[Dataset items]
- - -

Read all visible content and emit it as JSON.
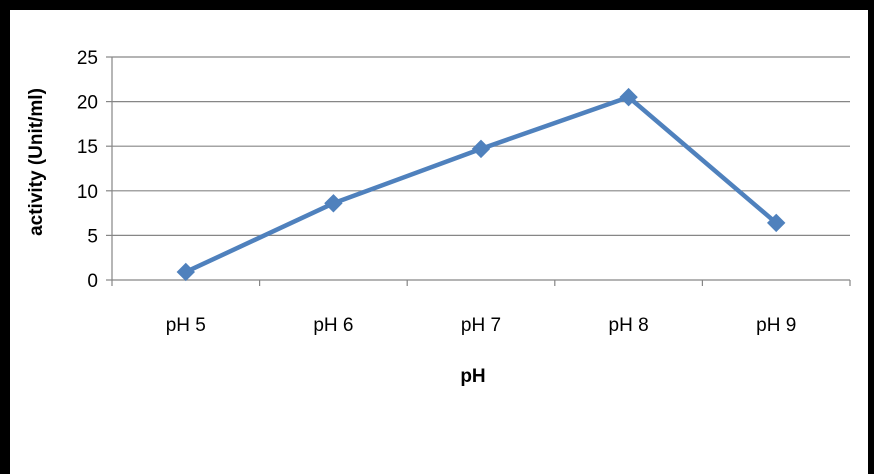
{
  "chart_data": {
    "type": "line",
    "title": "",
    "xlabel": "pH",
    "ylabel": "activity (Unit/ml)",
    "categories": [
      "pH 5",
      "pH 6",
      "pH 7",
      "pH 8",
      "pH 9"
    ],
    "series": [
      {
        "values": [
          0.9,
          8.6,
          14.7,
          20.5,
          6.4
        ],
        "color": "#4f81bd",
        "marker": "diamond"
      }
    ],
    "ylim": [
      0,
      25
    ],
    "yticks": [
      "0",
      "5",
      "10",
      "15",
      "20",
      "25"
    ],
    "grid": true,
    "legend": "none"
  }
}
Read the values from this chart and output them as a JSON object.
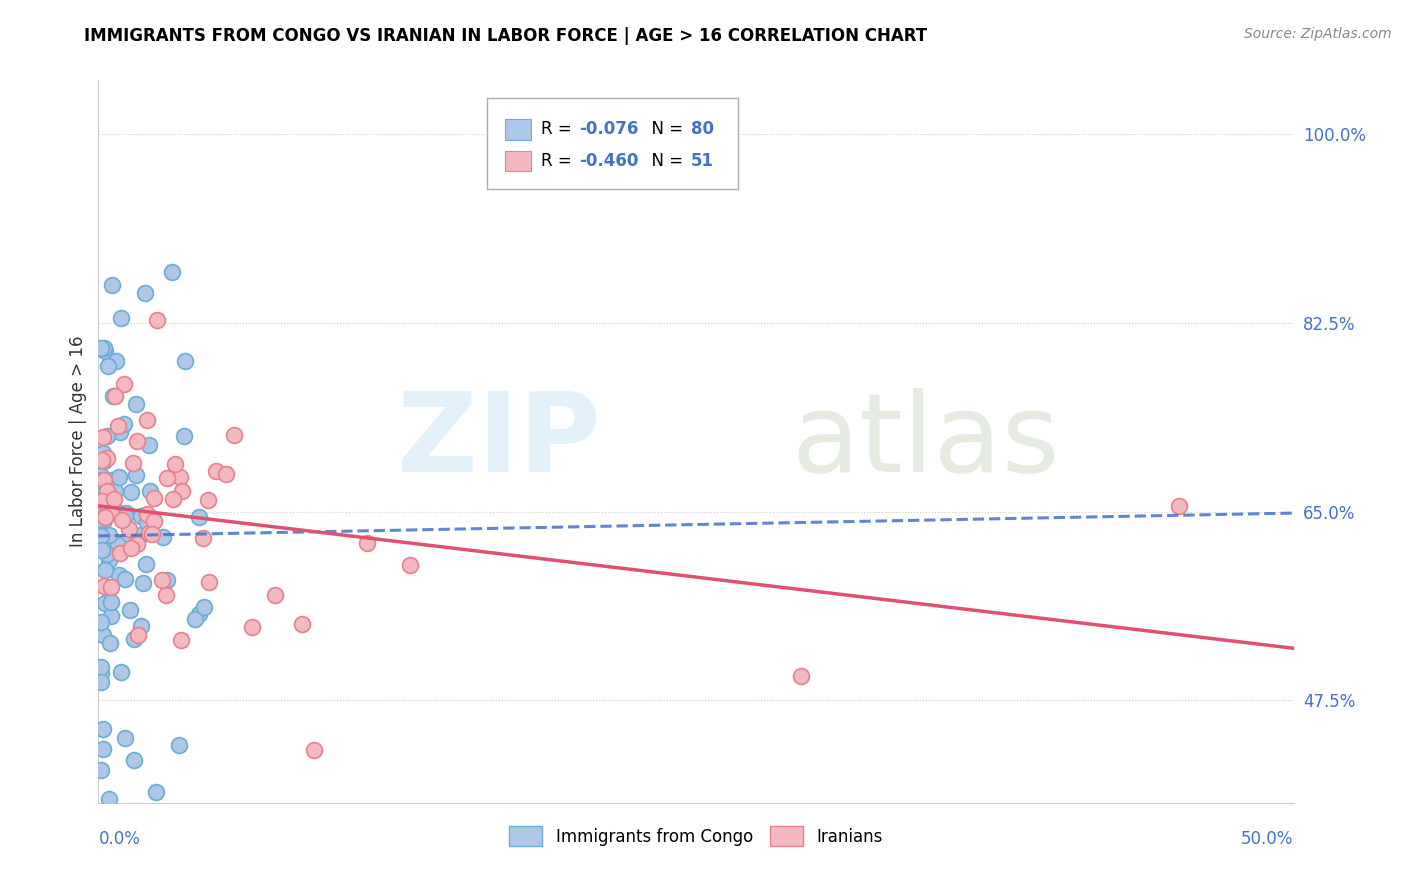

- - -

Goal of the exercise
Write out all the entries word for word, but skip any images.

Complete output
Read all visible content and emit it as JSON.
{
  "chart_data": {
    "type": "line",
    "title": "",
    "xlabel": "pH",
    "ylabel": "activity (Unit/ml)",
    "categories": [
      "pH 5",
      "pH 6",
      "pH 7",
      "pH 8",
      "pH 9"
    ],
    "series": [
      {
        "values": [
          0.9,
          8.6,
          14.7,
          20.5,
          6.4
        ],
        "color": "#4f81bd",
        "marker": "diamond"
      }
    ],
    "ylim": [
      0,
      25
    ],
    "yticks": [
      "0",
      "5",
      "10",
      "15",
      "20",
      "25"
    ],
    "grid": true,
    "legend": "none"
  }
}
Read the values from this chart and output them as a JSON object.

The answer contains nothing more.